---------- Listed entries

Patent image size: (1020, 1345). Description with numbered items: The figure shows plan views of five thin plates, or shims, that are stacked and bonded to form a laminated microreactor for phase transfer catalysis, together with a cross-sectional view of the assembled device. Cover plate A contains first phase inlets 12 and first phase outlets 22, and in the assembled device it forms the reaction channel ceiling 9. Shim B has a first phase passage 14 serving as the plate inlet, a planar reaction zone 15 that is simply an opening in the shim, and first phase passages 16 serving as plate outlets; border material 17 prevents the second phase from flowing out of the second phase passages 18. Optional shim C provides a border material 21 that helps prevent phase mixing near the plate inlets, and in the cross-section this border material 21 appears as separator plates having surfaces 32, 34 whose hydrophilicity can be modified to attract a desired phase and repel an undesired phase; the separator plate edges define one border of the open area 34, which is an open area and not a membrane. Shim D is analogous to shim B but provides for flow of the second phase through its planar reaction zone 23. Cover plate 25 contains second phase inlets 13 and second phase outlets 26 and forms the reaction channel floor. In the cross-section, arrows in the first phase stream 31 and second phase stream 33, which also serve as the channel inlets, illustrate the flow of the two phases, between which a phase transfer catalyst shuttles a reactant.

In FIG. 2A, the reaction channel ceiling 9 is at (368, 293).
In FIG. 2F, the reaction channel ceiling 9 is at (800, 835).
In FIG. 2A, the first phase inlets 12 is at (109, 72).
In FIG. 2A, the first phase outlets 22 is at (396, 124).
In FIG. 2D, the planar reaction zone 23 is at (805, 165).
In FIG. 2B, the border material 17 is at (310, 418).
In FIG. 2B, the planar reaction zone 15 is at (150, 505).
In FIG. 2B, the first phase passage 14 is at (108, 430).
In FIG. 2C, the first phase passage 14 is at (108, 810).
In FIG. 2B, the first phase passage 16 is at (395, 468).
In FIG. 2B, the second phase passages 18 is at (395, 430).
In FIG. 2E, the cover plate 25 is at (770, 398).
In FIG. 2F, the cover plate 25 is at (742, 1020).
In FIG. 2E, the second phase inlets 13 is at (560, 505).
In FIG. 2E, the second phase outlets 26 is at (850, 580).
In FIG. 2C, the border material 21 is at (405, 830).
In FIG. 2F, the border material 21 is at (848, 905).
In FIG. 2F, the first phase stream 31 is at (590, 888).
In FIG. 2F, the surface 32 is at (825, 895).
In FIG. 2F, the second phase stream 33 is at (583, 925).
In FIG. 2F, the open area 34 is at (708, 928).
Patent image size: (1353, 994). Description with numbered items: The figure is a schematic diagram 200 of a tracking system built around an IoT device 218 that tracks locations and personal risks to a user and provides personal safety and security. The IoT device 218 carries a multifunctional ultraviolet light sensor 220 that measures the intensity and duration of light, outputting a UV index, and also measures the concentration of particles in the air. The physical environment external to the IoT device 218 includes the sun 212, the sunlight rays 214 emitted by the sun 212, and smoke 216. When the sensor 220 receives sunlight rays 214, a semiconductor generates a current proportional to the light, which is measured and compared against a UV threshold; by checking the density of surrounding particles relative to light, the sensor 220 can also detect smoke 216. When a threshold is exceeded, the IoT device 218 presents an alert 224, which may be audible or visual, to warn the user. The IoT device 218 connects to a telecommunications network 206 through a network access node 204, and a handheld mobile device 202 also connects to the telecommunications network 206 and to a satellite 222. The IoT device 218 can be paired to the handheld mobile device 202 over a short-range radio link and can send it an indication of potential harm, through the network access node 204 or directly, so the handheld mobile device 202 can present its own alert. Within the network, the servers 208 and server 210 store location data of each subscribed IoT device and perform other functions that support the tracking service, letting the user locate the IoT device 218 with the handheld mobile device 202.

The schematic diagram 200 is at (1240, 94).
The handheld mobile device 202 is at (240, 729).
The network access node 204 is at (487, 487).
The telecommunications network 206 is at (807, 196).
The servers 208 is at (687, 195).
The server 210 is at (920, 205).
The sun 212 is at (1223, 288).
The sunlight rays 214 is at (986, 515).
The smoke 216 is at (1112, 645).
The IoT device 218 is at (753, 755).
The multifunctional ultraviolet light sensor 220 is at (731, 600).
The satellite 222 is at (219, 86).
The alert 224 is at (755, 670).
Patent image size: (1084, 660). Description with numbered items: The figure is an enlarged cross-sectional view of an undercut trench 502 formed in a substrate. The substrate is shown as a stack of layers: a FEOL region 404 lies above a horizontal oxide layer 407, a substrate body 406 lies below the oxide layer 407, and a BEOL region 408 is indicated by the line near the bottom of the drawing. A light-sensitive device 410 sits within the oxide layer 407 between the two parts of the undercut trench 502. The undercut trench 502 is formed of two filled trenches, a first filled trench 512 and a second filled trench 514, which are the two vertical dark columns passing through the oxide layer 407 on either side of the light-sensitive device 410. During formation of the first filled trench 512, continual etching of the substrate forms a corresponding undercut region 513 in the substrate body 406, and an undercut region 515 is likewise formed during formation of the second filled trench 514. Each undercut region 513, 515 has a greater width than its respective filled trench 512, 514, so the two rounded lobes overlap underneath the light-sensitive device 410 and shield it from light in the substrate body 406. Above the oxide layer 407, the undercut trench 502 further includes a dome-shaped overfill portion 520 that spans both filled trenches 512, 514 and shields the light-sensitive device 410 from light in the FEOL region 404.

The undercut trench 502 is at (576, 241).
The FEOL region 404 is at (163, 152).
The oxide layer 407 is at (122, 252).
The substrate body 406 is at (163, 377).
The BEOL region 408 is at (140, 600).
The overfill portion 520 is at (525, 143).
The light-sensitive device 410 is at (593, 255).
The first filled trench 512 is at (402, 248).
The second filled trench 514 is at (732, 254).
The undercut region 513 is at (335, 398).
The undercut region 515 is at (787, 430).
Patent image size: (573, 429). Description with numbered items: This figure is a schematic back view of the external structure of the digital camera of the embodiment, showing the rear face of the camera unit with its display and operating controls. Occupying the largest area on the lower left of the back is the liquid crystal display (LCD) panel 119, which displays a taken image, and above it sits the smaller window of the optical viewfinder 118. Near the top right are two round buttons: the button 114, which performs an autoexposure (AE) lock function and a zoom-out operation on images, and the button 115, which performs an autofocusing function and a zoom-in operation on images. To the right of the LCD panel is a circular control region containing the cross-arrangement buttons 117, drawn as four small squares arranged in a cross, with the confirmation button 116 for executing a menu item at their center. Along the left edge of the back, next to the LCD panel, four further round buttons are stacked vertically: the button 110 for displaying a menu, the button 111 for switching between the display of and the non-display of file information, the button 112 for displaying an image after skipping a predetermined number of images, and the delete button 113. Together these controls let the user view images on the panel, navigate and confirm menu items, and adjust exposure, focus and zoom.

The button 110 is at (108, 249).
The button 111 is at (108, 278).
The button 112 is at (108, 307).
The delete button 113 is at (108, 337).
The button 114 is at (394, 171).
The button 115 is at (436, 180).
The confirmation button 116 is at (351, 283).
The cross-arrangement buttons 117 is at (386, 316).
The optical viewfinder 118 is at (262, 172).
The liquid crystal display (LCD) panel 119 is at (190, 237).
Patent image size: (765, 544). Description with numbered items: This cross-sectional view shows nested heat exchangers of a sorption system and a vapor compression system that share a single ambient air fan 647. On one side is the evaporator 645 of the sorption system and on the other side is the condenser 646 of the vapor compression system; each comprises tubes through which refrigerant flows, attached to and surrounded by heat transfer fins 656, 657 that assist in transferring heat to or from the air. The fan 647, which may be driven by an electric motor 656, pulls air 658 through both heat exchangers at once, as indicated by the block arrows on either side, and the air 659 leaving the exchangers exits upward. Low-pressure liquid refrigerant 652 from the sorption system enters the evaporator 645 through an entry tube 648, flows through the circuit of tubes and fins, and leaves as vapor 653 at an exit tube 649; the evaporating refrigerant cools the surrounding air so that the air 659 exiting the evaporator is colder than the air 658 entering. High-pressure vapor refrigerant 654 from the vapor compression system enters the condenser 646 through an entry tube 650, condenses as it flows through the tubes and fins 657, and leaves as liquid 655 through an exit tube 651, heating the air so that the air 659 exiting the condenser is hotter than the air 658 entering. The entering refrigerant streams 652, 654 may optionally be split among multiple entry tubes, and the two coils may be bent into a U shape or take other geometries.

--------------------

» **What you are asked to do**
Copy out, word for word, the entries starting at the very beginning and ending with the line that contains "In FIG. 2A, the reaction", with that line included.

» **Solution for this exercise**
Patent image size: (1020, 1345). Description with numbered items: The figure shows plan views of five thin plates, or shims, that are stacked and bonded to form a laminated microreactor for phase transfer catalysis, together with a cross-sectional view of the assembled device. Cover plate A contains first phase inlets 12 and first phase outlets 22, and in the assembled device it forms the reaction channel ceiling 9. Shim B has a first phase passage 14 serving as the plate inlet, a planar reaction zone 15 that is simply an opening in the shim, and first phase passages 16 serving as plate outlets; border material 17 prevents the second phase from flowing out of the second phase passages 18. Optional shim C provides a border material 21 that helps prevent phase mixing near the plate inlets, and in the cross-section this border material 21 appears as separator plates having surfaces 32, 34 whose hydrophilicity can be modified to attract a desired phase and repel an undesired phase; the separator plate edges define one border of the open area 34, which is an open area and not a membrane. Shim D is analogous to shim B but provides for flow of the second phase through its planar reaction zone 23. Cover plate 25 contains second phase inlets 13 and second phase outlets 26 and forms the reaction channel floor. In the cross-section, arrows in the first phase stream 31 and second phase stream 33, which also serve as the channel inlets, illustrate the flow of the two phases, between which a phase transfer catalyst shuttles a reactant.

In FIG. 2A, the reaction channel ceiling 9 is at (368, 293).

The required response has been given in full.